Stored entries
##############################

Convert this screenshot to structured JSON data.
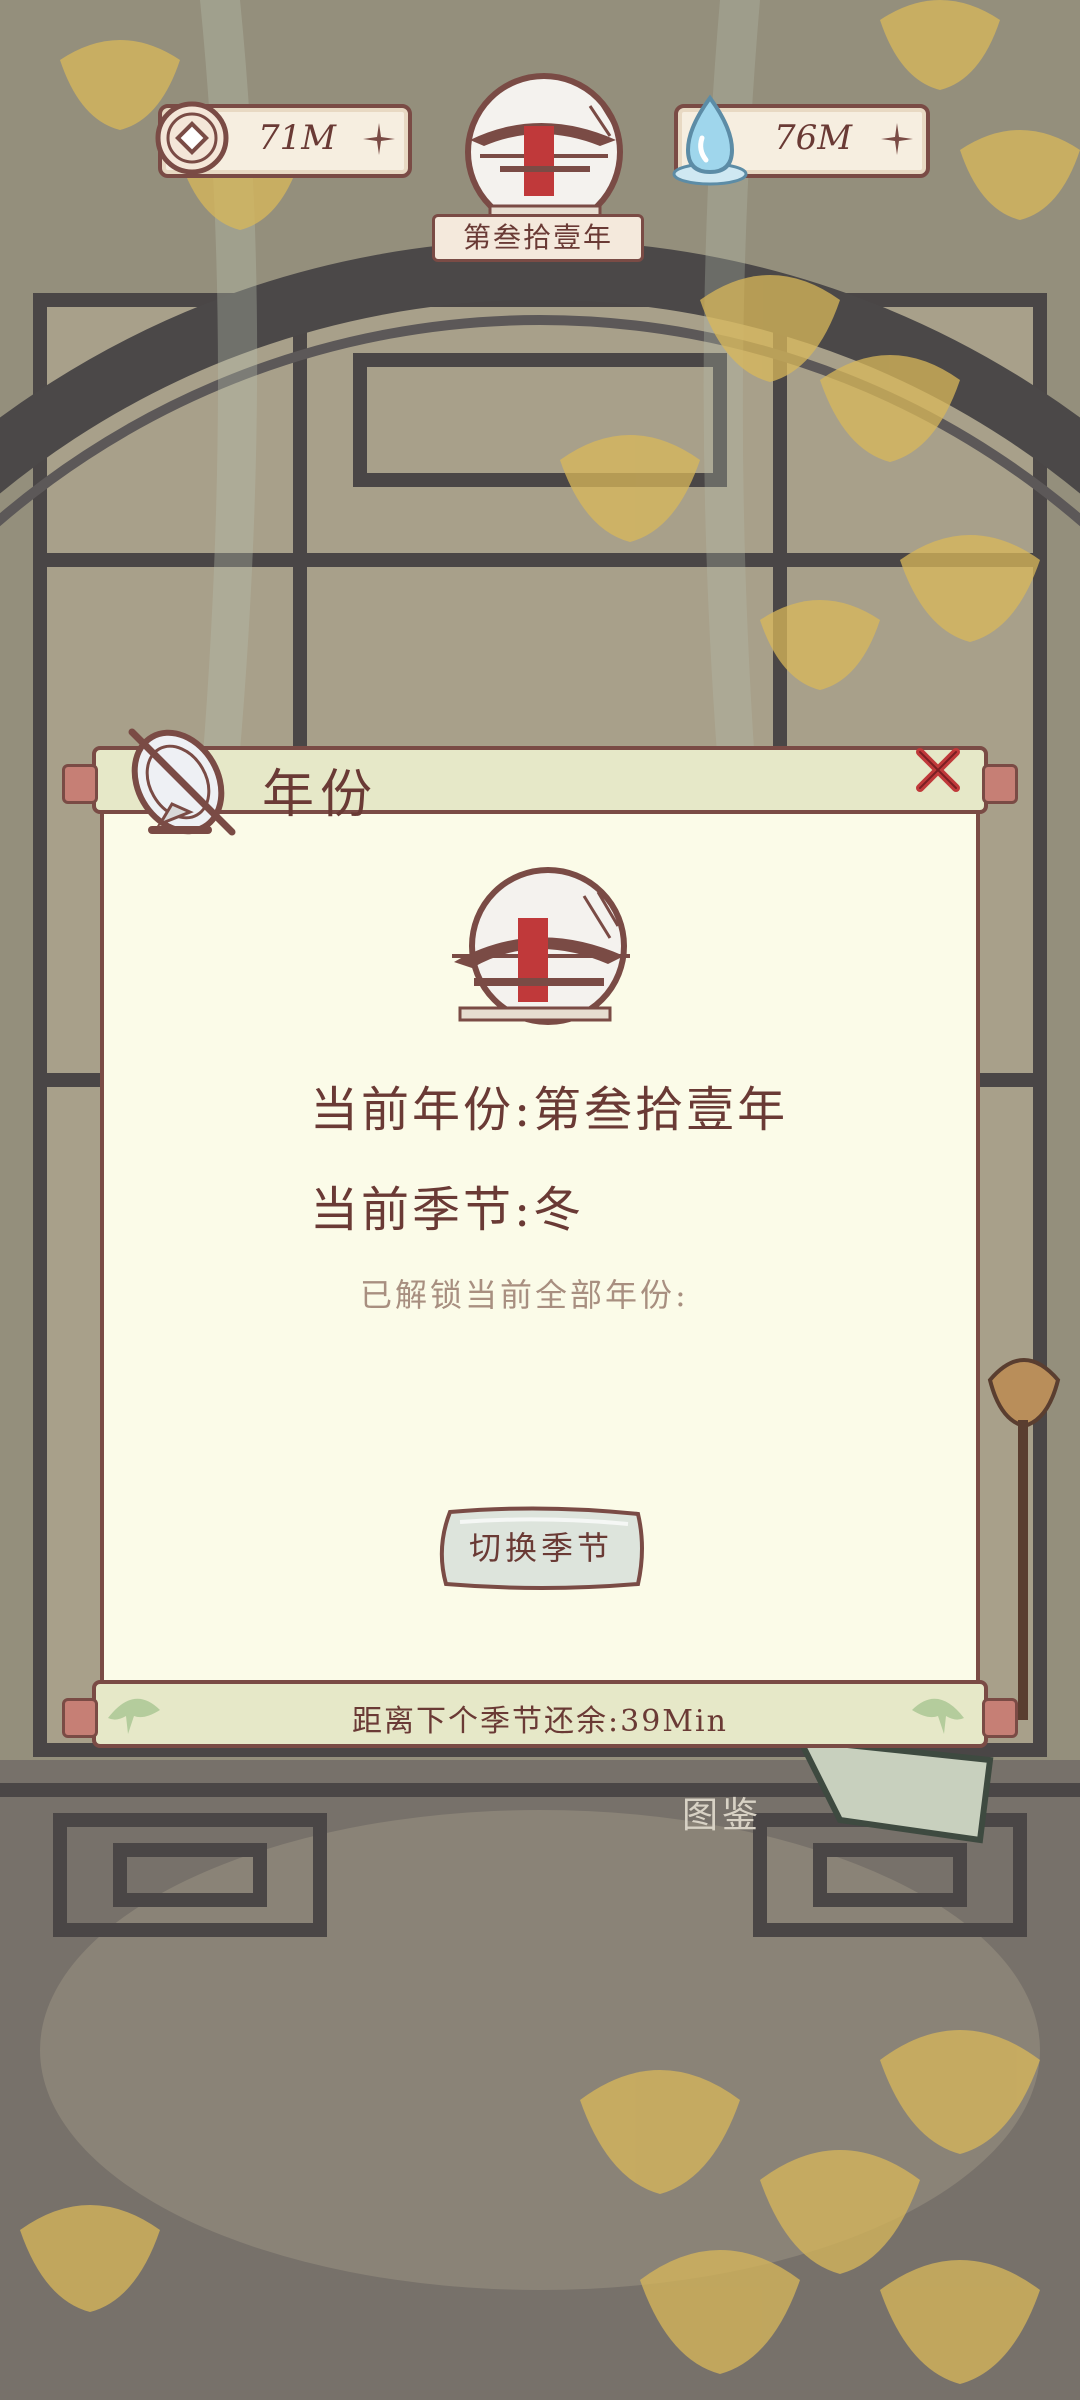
{
  "hud": {
    "coins": "71M",
    "water": "76M",
    "year_banner": "第叁拾壹年"
  },
  "dialog": {
    "title": "年份",
    "current_year": "当前年份:第叁拾壹年",
    "current_season": "当前季节:冬",
    "unlocked_text": "已解锁当前全部年份:",
    "switch_button": "切换季节",
    "timer": "距离下个季节还余:39Min"
  },
  "background": {
    "label": "图鉴"
  },
  "colors": {
    "accent_border": "#7a4b45",
    "text_brown": "#6a3a35",
    "panel_bg": "#fbfbe8",
    "roll_bg": "#e6e8c8",
    "ginkgo": "#d9b85a"
  }
}
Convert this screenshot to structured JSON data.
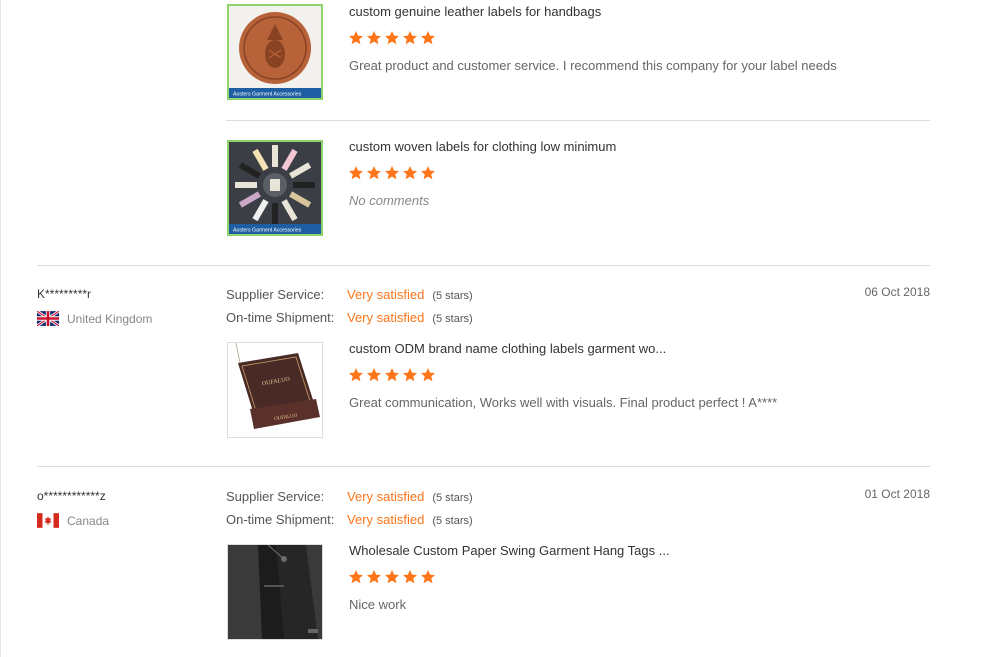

##############################

- **REQUIREMENT**: Copy the records word for word, leaving no picture in the copy.

- **SOLUTION BELOW**:
Convert this screenshot to structured JSON data.
{
  "hud": {
    "coins": "71M",
    "water": "76M",
    "year_banner": "第叁拾壹年"
  },
  "dialog": {
    "title": "年份",
    "current_year": "当前年份:第叁拾壹年",
    "current_season": "当前季节:冬",
    "unlocked_text": "已解锁当前全部年份:",
    "switch_button": "切换季节",
    "timer": "距离下个季节还余:39Min"
  },
  "background": {
    "label": "图鉴"
  },
  "colors": {
    "accent_border": "#7a4b45",
    "text_brown": "#6a3a35",
    "panel_bg": "#fbfbe8",
    "roll_bg": "#e6e8c8",
    "ginkgo": "#d9b85a"
  }
}
Convert this screenshot to structured JSON data.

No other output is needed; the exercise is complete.